►

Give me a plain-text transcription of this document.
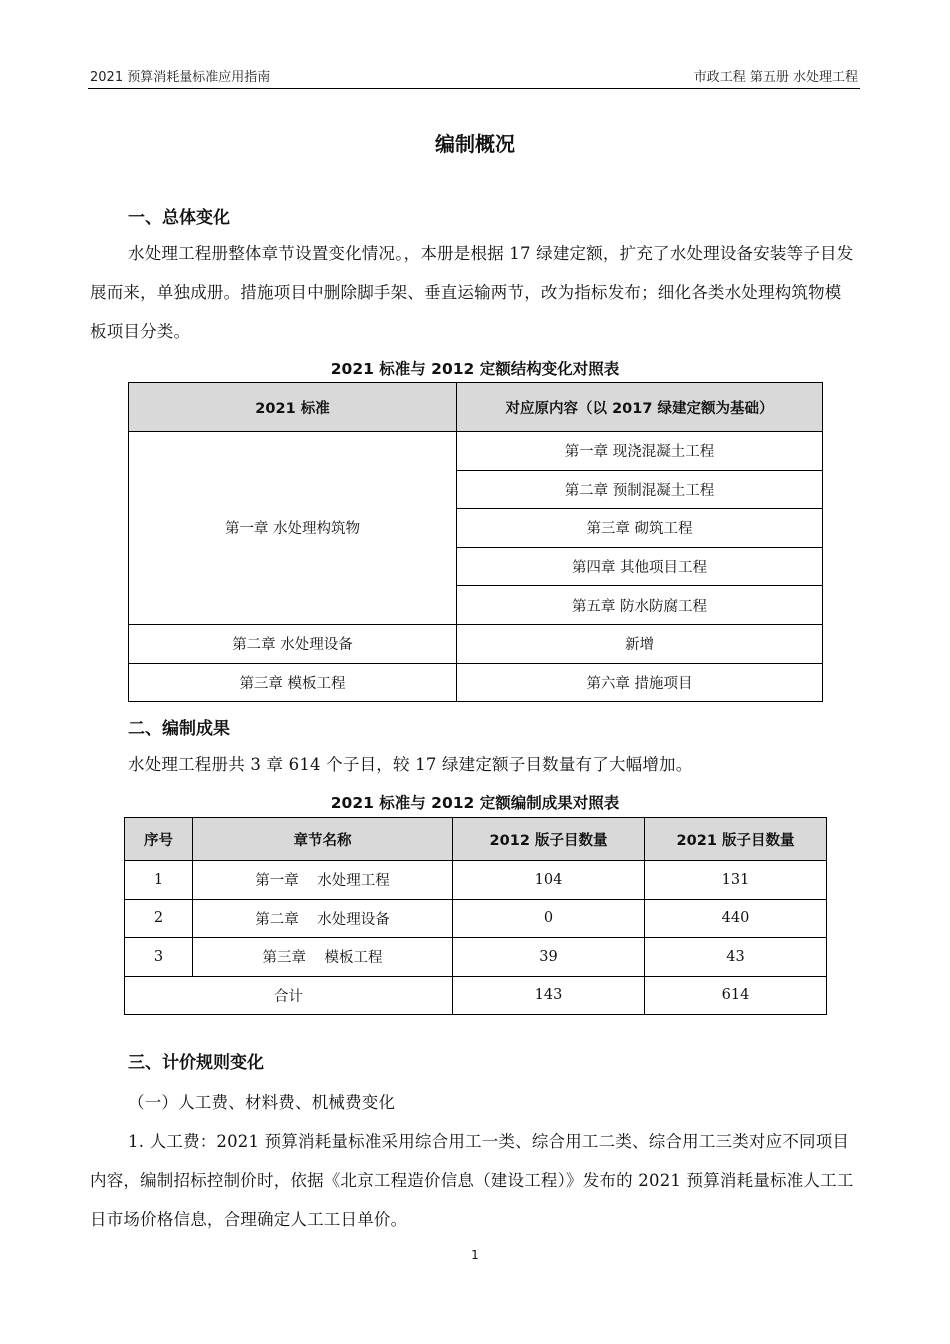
2021 预算消耗量标准应用指南	市政工程 第五册 水处理工程
编制概况
一、总体变化
水处理工程册整体章节设置变化情况。，本册是根据 17 绿建定额，扩充了水处理设备安装等子目发展而来，单独成册。措施项目中删除脚手架、垂直运输两节，改为指标发布；细化各类水处理构筑物模板项目分类。
2021 标准与 2012 定额结构变化对照表
2021 标准	对应原内容（以 2017 绿建定额为基础）
第一章 水处理构筑物	第一章 现浇混凝土工程
	第二章 预制混凝土工程
	第三章 砌筑工程
	第四章 其他项目工程
	第五章 防水防腐工程
第二章 水处理设备	新增
第三章 模板工程	第六章 措施项目
二、编制成果
水处理工程册共 3 章 614 个子目，较 17 绿建定额子目数量有了大幅增加。
2021 标准与 2012 定额编制成果对照表
序号	章节名称	2012 版子目数量	2021 版子目数量
1	第一章    水处理工程	104	131
2	第二章    水处理设备	0	440
3	第三章    模板工程	39	43
合计		143	614
三、计价规则变化
（一）人工费、材料费、机械费变化
1. 人工费：2021 预算消耗量标准采用综合用工一类、综合用工二类、综合用工三类对应不同项目内容，编制招标控制价时，依据《北京工程造价信息（建设工程）》发布的 2021 预算消耗量标准人工工日市场价格信息，合理确定人工工日单价。
1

◄

**Directions**
Retype all of the entries exactly as written, leaving out any images.

**Final answer**
Give me a plain-text transcription of this document.
2021 预算消耗量标准应用指南	市政工程 第五册 水处理工程
编制概况
一、总体变化
水处理工程册整体章节设置变化情况。，本册是根据 17 绿建定额，扩充了水处理设备安装等子目发展而来，单独成册。措施项目中删除脚手架、垂直运输两节，改为指标发布；细化各类水处理构筑物模板项目分类。
2021 标准与 2012 定额结构变化对照表
2021 标准	对应原内容（以 2017 绿建定额为基础）
第一章 水处理构筑物	第一章 现浇混凝土工程
	第二章 预制混凝土工程
	第三章 砌筑工程
	第四章 其他项目工程
	第五章 防水防腐工程
第二章 水处理设备	新增
第三章 模板工程	第六章 措施项目
二、编制成果
水处理工程册共 3 章 614 个子目，较 17 绿建定额子目数量有了大幅增加。
2021 标准与 2012 定额编制成果对照表
序号	章节名称	2012 版子目数量	2021 版子目数量
1	第一章    水处理工程	104	131
2	第二章    水处理设备	0	440
3	第三章    模板工程	39	43
合计		143	614
三、计价规则变化
（一）人工费、材料费、机械费变化
1. 人工费：2021 预算消耗量标准采用综合用工一类、综合用工二类、综合用工三类对应不同项目内容，编制招标控制价时，依据《北京工程造价信息（建设工程）》发布的 2021 预算消耗量标准人工工日市场价格信息，合理确定人工工日单价。
1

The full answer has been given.